## SET TASK
In the data, extract each line that holds the string "integer".

## MATERIAL SUPPLIED
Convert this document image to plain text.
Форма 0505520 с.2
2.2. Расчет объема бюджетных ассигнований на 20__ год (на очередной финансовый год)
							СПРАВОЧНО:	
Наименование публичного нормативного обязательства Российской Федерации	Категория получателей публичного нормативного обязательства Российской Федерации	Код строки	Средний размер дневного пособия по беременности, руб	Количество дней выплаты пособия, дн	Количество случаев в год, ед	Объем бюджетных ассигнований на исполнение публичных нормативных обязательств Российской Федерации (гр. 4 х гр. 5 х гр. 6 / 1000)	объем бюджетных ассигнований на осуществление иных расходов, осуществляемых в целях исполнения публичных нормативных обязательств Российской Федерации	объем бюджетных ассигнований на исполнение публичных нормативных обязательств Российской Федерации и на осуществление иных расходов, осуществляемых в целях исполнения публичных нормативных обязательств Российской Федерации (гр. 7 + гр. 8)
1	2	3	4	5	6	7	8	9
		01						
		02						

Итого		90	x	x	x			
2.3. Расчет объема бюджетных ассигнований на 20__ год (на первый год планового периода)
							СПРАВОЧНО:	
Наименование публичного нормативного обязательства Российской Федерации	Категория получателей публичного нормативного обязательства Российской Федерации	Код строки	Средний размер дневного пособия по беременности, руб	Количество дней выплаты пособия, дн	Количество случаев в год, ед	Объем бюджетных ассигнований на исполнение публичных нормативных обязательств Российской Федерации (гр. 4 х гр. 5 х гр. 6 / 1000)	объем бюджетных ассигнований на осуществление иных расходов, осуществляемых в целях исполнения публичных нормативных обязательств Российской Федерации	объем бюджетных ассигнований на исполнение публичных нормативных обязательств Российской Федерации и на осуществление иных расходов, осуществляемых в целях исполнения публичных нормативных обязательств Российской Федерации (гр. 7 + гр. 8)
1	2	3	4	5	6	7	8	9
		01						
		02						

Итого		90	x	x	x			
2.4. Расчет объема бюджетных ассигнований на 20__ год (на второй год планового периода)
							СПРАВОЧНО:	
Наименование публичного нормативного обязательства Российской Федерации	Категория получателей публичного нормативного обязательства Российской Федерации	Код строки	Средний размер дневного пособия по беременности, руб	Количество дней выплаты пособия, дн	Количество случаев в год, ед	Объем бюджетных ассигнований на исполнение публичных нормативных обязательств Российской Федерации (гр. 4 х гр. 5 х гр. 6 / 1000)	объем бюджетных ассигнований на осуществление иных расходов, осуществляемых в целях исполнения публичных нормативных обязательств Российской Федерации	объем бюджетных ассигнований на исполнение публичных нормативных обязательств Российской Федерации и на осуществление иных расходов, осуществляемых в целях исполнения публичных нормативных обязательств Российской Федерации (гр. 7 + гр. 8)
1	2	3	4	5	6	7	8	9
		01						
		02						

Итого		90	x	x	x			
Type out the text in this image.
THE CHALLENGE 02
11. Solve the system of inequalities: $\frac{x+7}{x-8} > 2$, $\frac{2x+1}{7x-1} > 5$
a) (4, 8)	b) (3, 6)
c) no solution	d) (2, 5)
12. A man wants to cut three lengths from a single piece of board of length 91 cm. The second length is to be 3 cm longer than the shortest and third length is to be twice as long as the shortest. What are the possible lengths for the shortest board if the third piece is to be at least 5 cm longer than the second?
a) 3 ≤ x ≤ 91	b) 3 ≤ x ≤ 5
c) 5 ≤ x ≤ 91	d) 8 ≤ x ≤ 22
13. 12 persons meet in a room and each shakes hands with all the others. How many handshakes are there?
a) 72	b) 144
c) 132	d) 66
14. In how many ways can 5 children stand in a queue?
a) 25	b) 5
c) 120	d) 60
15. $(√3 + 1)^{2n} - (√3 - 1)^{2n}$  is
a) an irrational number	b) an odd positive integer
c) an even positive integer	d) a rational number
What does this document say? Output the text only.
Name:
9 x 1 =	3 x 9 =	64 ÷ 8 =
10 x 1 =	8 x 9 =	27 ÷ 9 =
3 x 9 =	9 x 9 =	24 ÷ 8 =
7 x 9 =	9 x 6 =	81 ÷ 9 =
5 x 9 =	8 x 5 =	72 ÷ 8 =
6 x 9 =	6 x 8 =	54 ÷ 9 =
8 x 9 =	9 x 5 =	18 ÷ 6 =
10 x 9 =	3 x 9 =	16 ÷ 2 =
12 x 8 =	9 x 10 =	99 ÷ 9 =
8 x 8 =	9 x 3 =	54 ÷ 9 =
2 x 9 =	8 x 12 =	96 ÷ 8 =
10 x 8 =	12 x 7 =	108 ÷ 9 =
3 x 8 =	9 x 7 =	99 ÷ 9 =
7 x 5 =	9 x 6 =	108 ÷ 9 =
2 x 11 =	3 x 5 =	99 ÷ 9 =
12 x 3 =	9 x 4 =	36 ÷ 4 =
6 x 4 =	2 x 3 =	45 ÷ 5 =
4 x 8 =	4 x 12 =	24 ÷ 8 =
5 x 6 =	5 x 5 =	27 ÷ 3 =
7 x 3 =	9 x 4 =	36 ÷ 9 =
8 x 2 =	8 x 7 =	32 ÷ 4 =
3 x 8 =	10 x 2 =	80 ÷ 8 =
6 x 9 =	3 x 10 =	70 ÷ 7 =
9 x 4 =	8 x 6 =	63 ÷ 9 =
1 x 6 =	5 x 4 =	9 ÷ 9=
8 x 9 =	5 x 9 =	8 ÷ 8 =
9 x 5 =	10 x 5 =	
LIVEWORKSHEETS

## RESPONSE
a) an irrational number	b) an odd positive integer
c) an even positive integer	d) a rational number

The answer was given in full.